Scan the data below for the string "content". Show every line where it turns up.

Stored data
Begin

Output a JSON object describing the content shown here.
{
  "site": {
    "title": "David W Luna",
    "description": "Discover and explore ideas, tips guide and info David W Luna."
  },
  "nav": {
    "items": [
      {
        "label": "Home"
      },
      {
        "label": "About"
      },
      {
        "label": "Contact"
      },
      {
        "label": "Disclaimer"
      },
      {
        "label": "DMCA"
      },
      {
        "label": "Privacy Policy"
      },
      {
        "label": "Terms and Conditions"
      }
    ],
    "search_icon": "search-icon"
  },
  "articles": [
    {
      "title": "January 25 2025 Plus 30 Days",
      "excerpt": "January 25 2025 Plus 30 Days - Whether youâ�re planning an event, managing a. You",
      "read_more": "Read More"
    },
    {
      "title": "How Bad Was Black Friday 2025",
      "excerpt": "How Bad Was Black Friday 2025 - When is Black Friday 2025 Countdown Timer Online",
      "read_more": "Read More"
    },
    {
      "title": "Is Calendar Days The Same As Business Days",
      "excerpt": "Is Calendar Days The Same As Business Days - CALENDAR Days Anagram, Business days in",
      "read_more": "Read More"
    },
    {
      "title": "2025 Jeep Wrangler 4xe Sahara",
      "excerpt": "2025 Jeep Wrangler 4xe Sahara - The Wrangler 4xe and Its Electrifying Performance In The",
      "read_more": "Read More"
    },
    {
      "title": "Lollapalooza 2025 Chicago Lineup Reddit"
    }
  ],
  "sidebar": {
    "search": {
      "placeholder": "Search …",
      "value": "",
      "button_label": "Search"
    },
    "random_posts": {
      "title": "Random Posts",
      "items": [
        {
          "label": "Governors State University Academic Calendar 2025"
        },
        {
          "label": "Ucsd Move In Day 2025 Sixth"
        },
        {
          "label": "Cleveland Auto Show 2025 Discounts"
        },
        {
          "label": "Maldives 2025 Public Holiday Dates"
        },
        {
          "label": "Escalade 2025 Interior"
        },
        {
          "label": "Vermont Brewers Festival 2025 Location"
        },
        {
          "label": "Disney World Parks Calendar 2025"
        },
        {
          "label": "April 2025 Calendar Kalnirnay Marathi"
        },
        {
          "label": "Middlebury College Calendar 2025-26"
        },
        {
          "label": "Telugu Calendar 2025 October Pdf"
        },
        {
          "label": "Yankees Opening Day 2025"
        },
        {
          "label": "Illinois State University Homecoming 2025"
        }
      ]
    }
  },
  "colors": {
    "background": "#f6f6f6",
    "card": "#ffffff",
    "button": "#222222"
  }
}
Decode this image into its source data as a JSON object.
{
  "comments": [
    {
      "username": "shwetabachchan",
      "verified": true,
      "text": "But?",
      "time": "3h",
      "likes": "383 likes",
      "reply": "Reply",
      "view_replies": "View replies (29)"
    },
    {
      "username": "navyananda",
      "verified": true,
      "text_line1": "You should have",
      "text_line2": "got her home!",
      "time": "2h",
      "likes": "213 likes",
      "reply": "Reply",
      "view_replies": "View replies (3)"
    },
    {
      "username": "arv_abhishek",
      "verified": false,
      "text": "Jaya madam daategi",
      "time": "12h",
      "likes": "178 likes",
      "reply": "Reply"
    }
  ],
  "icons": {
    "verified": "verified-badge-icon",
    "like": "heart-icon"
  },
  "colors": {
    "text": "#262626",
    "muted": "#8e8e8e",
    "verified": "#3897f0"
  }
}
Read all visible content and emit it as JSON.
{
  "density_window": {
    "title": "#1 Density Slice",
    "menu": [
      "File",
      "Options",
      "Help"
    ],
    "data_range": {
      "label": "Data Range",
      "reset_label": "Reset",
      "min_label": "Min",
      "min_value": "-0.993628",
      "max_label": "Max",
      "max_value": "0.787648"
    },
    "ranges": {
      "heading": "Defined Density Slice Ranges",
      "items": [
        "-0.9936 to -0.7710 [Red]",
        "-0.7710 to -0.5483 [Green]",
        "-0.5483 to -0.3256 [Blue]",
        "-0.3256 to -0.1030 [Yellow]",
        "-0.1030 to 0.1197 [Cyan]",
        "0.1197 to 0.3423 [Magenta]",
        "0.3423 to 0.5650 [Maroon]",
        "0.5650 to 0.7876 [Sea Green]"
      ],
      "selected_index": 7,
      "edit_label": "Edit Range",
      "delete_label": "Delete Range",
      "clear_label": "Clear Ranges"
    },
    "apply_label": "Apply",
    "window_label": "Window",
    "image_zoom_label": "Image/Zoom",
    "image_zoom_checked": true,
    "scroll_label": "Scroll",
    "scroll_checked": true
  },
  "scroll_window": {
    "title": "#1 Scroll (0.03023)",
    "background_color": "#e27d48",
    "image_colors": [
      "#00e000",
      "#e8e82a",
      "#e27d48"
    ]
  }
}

End

Response to this exercise:
Output a JSON object describing the content shown here.
Read all visible content and emit it as JSON.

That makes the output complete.